Your task: Pick out the lines containing "Question".
** Begin Input data **
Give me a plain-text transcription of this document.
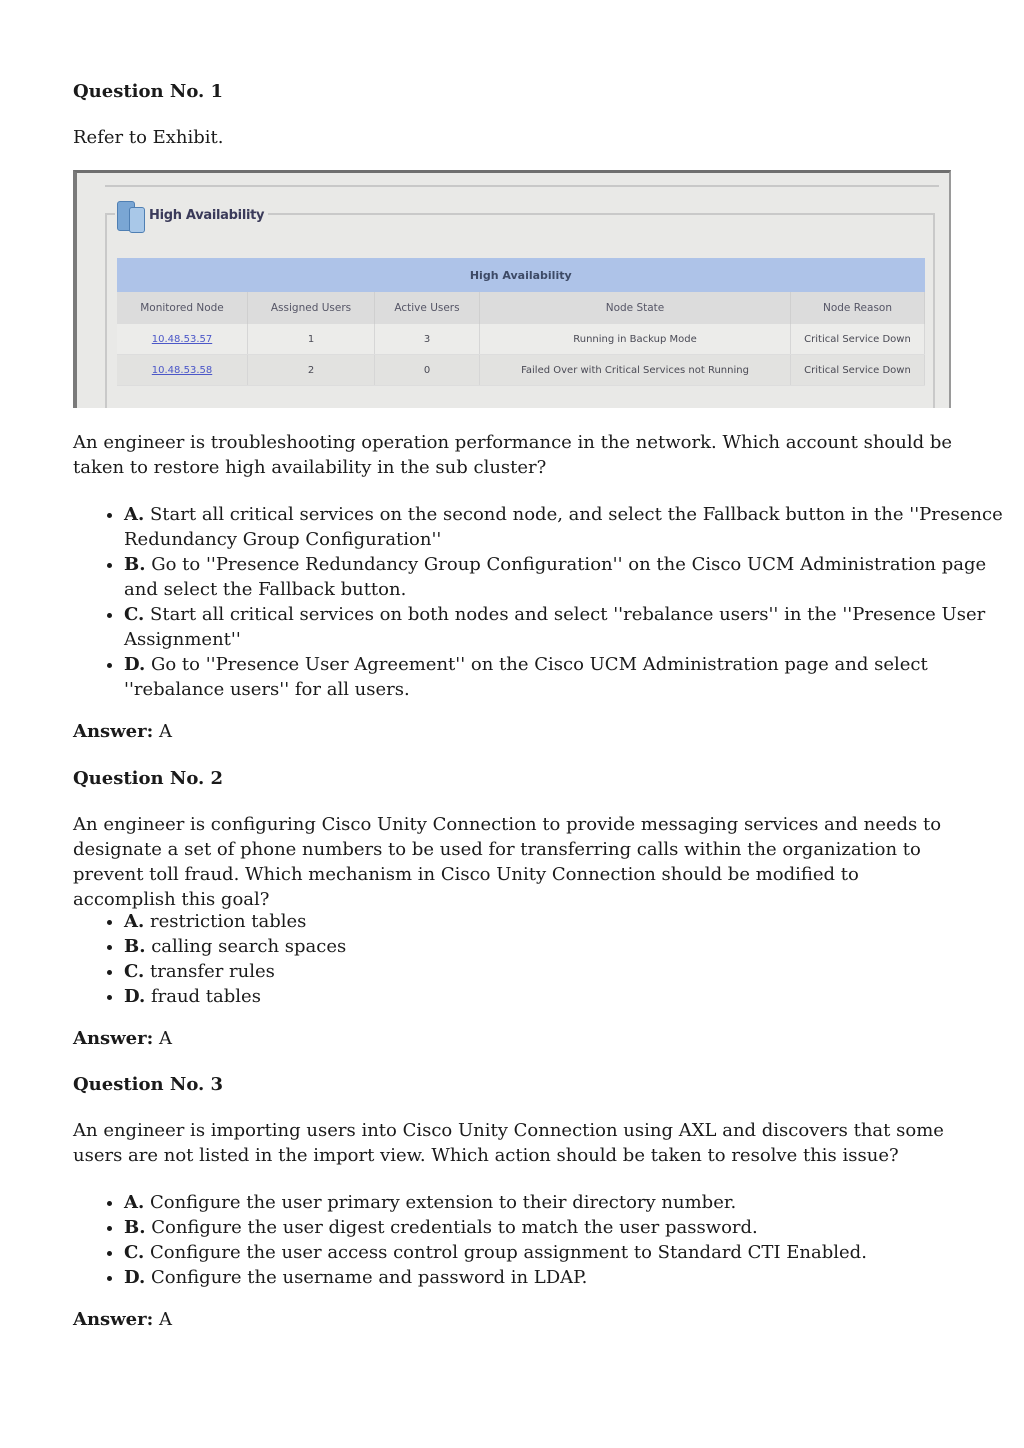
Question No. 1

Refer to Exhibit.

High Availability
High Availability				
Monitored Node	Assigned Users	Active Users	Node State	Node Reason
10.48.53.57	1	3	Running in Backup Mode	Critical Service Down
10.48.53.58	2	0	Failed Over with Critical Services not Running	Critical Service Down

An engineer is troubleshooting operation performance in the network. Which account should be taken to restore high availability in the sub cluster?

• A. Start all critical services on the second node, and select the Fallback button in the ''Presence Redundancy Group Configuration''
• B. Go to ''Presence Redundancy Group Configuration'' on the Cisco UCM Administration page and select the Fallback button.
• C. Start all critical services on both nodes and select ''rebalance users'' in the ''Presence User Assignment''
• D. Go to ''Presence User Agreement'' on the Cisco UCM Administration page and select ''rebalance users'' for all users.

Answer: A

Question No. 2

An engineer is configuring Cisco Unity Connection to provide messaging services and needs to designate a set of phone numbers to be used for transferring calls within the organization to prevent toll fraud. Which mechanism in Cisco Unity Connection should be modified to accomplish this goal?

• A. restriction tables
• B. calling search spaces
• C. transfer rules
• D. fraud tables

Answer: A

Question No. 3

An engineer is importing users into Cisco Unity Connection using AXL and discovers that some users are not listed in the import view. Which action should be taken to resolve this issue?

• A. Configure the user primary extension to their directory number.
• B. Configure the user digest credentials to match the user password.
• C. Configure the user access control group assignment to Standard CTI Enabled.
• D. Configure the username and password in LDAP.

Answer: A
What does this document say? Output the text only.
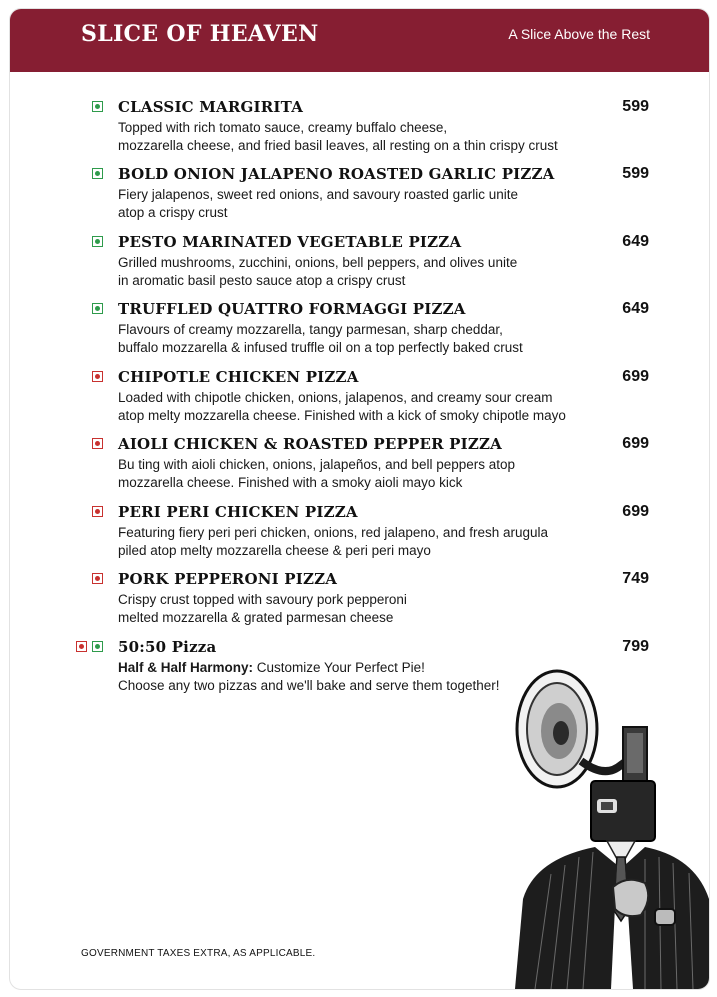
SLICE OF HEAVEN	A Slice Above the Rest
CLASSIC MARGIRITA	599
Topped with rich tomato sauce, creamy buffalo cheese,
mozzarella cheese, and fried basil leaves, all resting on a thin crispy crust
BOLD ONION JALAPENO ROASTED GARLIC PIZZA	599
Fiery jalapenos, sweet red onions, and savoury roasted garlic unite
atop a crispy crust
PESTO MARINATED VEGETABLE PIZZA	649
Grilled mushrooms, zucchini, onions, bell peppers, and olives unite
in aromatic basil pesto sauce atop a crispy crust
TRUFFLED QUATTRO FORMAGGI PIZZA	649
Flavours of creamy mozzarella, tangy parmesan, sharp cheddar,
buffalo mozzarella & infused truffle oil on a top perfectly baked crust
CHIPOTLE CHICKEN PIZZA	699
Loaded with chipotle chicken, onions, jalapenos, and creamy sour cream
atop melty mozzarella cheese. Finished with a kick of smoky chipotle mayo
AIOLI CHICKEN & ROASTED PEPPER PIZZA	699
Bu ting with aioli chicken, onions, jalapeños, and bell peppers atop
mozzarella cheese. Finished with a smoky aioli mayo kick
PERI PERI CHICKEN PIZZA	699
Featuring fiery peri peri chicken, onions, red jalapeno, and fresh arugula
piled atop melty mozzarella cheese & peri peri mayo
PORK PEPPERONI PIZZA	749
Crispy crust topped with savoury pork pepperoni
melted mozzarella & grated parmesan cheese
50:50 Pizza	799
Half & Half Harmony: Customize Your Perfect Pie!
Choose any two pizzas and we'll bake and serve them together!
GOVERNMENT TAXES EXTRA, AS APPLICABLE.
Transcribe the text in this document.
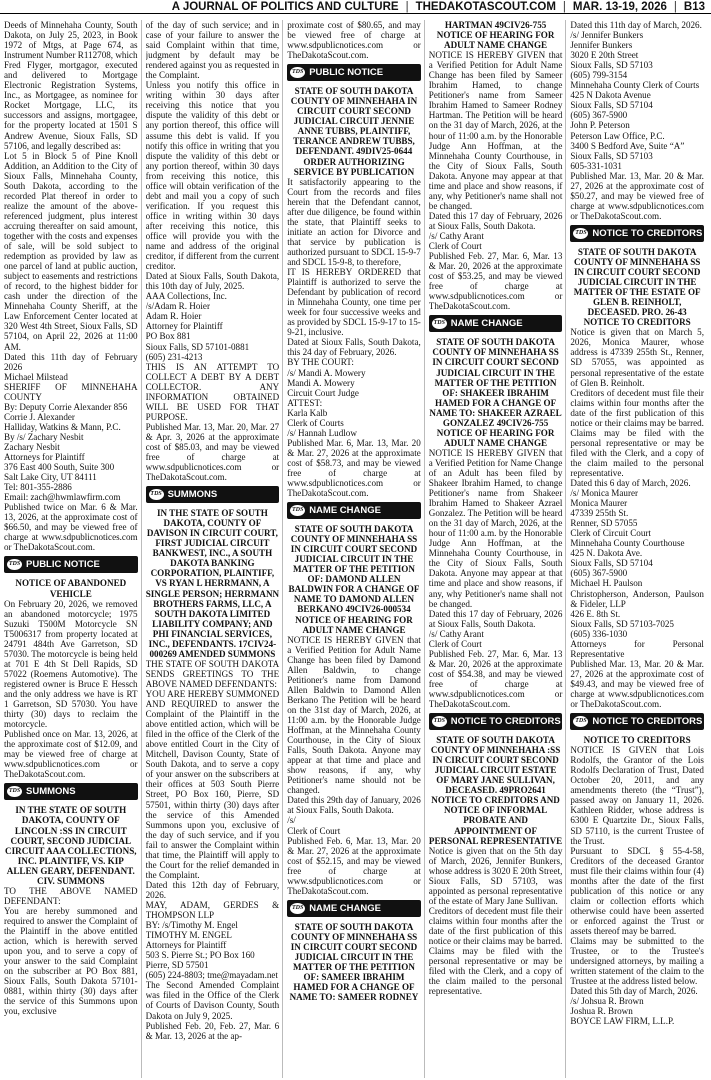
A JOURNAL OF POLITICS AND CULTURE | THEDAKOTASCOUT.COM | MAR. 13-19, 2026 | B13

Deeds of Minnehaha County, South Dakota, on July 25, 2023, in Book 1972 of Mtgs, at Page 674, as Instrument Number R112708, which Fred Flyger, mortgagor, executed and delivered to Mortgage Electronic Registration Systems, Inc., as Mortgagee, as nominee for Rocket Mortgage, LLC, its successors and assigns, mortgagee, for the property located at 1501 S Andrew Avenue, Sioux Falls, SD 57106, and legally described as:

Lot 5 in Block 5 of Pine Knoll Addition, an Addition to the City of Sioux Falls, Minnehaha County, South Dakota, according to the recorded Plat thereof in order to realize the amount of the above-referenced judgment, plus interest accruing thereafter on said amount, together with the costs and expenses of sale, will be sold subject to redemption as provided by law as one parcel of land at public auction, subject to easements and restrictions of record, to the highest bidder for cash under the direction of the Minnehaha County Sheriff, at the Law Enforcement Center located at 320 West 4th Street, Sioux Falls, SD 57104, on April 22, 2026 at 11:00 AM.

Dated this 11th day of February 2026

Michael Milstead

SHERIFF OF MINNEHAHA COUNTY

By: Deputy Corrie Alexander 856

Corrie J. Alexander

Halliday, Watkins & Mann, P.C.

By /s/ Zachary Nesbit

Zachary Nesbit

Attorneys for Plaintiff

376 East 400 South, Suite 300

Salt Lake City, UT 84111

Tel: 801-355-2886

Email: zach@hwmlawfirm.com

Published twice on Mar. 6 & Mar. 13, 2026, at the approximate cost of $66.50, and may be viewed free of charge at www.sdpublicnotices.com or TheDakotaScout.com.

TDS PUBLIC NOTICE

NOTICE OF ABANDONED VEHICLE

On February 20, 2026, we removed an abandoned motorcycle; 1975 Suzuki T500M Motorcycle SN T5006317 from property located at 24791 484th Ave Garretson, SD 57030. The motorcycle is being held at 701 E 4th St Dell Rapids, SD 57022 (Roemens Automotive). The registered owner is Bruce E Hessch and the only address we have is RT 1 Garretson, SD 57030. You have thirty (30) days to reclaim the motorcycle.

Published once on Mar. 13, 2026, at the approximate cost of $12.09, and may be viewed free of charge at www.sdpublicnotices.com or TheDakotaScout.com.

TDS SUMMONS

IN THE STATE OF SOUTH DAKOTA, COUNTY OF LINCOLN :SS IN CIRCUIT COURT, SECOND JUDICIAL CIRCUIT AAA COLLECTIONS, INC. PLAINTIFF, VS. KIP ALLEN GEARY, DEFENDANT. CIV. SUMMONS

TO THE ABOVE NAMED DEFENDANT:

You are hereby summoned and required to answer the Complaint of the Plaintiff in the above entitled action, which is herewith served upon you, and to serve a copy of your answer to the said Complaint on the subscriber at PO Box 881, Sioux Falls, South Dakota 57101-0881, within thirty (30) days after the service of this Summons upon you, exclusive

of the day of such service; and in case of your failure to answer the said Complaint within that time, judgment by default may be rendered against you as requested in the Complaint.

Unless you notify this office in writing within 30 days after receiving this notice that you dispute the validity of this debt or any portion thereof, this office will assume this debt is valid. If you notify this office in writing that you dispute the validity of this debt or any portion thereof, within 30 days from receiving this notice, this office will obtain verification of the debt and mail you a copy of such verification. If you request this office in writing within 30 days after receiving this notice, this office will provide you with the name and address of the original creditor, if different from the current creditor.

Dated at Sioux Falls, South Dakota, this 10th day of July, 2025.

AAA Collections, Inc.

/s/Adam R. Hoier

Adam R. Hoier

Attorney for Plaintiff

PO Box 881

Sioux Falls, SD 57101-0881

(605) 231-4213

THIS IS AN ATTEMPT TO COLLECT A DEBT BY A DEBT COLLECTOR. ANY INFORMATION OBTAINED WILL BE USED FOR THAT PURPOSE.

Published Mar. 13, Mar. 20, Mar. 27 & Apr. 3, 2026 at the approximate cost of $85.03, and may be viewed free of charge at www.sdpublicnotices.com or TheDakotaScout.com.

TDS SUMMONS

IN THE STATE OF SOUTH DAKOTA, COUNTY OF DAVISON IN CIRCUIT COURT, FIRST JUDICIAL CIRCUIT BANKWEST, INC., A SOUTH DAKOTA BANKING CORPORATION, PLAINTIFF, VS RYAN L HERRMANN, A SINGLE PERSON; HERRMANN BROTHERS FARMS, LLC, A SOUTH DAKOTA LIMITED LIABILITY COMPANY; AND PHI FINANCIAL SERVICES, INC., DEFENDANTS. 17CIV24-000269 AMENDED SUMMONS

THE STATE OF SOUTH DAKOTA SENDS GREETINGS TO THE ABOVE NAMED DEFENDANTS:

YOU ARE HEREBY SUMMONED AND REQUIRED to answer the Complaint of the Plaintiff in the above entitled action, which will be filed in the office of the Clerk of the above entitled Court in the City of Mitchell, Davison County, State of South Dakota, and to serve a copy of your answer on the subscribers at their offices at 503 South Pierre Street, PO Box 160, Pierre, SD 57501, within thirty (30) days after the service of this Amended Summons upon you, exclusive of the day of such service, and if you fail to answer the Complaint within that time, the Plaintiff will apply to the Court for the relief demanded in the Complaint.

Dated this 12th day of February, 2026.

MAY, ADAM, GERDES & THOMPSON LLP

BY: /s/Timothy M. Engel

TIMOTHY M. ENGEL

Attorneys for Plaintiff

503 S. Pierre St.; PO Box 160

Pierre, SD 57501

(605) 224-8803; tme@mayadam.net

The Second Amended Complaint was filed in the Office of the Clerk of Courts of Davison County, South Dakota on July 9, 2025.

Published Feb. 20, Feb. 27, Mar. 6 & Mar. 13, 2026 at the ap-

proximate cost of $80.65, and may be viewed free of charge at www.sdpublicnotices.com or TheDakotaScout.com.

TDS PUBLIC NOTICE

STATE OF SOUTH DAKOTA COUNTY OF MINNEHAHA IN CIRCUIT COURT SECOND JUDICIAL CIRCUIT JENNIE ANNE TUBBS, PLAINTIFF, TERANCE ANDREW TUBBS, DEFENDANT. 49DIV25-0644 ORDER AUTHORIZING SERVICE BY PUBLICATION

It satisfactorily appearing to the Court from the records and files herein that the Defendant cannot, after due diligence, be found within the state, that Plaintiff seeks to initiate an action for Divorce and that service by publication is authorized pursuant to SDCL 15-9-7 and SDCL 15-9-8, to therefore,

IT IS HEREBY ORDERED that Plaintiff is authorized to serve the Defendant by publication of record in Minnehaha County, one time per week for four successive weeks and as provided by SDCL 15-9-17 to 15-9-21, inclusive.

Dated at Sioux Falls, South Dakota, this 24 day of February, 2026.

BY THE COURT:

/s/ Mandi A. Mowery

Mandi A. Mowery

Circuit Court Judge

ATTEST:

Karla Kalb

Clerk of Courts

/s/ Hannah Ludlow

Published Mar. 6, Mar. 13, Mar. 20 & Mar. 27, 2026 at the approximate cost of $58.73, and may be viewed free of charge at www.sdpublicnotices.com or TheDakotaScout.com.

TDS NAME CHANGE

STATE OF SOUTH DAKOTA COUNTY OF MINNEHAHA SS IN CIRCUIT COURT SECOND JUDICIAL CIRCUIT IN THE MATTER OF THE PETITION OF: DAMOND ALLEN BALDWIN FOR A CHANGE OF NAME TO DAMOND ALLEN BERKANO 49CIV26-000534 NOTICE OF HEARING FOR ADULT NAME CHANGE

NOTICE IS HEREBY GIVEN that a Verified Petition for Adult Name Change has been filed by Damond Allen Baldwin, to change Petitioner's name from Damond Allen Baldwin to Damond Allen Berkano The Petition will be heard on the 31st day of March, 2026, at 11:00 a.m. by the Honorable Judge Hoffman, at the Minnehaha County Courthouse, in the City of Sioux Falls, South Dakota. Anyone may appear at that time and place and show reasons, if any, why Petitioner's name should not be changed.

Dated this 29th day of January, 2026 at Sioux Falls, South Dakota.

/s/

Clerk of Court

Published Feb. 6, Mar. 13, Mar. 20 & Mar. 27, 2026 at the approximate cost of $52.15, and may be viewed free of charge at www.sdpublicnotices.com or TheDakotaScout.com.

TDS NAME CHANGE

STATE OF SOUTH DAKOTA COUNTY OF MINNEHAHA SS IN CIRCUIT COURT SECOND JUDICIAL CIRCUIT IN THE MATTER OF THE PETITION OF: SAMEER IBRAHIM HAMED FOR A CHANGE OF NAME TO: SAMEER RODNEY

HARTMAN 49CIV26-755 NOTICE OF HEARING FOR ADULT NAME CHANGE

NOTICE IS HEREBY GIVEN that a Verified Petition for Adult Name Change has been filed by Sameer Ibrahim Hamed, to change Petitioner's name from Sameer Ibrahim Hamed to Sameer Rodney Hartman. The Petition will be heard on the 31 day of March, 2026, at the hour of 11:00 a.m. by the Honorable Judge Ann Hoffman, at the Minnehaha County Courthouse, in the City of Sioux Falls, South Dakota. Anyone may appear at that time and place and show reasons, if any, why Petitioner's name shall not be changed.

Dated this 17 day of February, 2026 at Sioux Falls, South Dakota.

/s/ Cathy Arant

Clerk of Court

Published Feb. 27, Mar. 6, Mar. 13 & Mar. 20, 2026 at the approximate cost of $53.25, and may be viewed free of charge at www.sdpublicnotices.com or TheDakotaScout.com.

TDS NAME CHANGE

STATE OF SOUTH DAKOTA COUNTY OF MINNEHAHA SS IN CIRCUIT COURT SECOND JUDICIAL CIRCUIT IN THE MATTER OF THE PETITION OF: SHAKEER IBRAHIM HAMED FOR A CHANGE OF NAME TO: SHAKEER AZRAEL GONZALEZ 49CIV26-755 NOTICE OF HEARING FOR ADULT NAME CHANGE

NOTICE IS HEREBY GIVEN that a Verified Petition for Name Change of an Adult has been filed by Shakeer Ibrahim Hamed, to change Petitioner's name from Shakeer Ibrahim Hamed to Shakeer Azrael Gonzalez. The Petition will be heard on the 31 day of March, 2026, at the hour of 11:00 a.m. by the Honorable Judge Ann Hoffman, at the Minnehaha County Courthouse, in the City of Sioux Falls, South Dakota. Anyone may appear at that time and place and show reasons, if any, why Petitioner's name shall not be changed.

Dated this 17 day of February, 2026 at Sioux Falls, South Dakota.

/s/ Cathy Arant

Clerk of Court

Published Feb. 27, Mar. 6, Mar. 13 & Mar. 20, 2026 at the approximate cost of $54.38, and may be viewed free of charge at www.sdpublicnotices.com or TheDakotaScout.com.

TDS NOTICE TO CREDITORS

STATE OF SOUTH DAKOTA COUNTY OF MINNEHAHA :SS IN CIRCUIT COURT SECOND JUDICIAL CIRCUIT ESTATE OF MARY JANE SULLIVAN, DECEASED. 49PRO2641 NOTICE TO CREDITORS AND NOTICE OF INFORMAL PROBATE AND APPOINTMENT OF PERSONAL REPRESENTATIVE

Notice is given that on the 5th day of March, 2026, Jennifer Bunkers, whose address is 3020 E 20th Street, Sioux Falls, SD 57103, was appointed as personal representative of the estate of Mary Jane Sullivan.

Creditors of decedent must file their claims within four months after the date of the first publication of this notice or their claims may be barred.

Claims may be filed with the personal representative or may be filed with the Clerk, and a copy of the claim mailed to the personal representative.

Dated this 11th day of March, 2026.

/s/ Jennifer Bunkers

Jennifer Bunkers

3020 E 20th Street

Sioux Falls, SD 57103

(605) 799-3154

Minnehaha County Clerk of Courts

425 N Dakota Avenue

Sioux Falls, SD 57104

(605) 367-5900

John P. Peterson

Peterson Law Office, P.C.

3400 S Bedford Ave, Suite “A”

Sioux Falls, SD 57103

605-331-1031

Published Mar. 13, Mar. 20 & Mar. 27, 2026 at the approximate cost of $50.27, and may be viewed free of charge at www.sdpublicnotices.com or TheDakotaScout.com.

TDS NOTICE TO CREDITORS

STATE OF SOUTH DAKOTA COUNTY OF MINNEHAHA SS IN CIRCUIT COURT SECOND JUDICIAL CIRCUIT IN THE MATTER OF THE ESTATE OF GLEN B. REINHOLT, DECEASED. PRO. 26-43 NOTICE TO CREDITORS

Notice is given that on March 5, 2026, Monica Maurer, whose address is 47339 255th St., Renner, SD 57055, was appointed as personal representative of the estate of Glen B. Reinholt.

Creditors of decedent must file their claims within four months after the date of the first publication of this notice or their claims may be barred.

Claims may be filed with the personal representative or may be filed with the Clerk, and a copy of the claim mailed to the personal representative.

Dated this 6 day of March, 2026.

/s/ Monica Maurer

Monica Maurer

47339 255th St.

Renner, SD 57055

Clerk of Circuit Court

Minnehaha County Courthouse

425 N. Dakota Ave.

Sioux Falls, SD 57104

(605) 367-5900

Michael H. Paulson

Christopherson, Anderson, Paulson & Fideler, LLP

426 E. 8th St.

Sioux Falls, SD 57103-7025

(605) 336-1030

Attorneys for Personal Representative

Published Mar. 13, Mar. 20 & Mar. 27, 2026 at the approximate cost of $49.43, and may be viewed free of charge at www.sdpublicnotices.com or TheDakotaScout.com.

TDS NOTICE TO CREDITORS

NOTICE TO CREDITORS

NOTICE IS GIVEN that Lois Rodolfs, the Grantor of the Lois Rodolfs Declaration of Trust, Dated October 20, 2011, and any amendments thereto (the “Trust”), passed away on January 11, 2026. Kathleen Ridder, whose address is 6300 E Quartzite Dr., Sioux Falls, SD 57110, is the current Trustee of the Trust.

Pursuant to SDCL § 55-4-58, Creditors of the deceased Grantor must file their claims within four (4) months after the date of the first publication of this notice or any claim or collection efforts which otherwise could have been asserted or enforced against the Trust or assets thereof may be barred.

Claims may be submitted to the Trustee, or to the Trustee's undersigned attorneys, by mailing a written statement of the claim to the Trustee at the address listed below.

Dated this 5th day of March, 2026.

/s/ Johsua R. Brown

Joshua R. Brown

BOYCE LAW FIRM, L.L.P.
** End Input data **
Answer to this exercise:
Question No. 1
Question No. 2
Question No. 3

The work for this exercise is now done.